Pull out from the material below all lines with "JSON".

===============

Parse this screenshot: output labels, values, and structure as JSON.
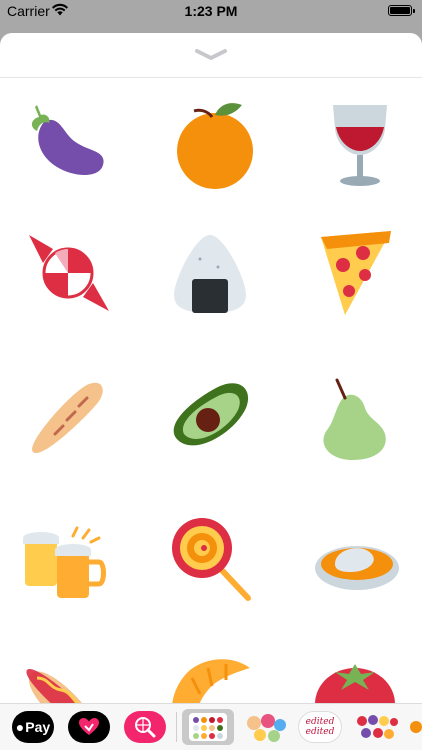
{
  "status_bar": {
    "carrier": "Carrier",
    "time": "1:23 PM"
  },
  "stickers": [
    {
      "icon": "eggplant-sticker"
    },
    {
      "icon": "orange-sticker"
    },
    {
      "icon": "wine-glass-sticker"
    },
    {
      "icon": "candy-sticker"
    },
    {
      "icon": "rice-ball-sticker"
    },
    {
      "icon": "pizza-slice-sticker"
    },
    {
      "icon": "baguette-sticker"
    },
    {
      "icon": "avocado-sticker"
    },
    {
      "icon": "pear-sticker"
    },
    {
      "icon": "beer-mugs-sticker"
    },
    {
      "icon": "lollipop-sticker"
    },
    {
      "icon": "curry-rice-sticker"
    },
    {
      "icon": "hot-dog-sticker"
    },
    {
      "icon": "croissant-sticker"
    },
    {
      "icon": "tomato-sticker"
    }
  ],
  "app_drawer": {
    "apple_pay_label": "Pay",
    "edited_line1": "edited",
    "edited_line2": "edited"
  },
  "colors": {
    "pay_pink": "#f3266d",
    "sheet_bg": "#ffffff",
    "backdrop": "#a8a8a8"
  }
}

===============

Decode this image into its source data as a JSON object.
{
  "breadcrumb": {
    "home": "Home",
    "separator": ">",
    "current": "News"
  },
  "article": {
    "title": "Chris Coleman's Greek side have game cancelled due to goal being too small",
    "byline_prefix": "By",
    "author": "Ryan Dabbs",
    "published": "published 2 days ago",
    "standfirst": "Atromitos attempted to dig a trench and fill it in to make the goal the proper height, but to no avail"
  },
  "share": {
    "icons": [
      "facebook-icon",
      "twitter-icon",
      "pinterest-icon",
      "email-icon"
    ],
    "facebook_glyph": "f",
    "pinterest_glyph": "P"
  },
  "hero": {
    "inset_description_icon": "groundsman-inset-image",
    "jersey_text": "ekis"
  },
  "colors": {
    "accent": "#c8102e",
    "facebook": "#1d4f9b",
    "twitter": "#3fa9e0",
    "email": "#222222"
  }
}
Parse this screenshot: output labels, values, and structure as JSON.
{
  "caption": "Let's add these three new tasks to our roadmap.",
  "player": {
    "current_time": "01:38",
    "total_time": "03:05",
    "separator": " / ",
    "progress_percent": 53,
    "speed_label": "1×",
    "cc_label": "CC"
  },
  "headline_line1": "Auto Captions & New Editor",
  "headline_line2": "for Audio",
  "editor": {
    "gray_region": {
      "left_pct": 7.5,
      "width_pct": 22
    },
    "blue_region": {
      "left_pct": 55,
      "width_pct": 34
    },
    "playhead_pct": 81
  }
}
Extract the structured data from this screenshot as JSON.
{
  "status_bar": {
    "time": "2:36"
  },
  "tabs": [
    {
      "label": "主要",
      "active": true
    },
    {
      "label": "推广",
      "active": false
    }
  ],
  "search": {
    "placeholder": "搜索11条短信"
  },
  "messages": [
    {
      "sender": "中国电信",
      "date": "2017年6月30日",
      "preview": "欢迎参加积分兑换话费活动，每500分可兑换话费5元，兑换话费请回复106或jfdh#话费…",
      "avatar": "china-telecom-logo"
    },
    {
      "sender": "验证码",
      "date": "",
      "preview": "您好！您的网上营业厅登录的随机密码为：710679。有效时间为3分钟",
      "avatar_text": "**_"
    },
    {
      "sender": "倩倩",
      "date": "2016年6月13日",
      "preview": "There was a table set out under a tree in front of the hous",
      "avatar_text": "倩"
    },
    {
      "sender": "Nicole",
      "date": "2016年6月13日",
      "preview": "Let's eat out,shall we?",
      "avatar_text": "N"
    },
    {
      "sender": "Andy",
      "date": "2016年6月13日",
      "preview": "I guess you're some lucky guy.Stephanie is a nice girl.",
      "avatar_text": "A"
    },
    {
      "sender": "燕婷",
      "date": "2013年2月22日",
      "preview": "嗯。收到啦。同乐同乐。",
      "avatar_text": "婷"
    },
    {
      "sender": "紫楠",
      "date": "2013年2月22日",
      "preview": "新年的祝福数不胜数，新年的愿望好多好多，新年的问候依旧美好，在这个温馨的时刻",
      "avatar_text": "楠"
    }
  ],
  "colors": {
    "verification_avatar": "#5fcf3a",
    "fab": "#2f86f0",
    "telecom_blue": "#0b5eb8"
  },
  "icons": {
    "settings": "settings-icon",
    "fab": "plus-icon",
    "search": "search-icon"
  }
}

===============

Answer in full →
Parse this screenshot: output labels, values, and structure as JSON.
Decode this image into its source data as a JSON object.
Parse this screenshot: output labels, values, and structure as JSON.
Extract the structured data from this screenshot as JSON.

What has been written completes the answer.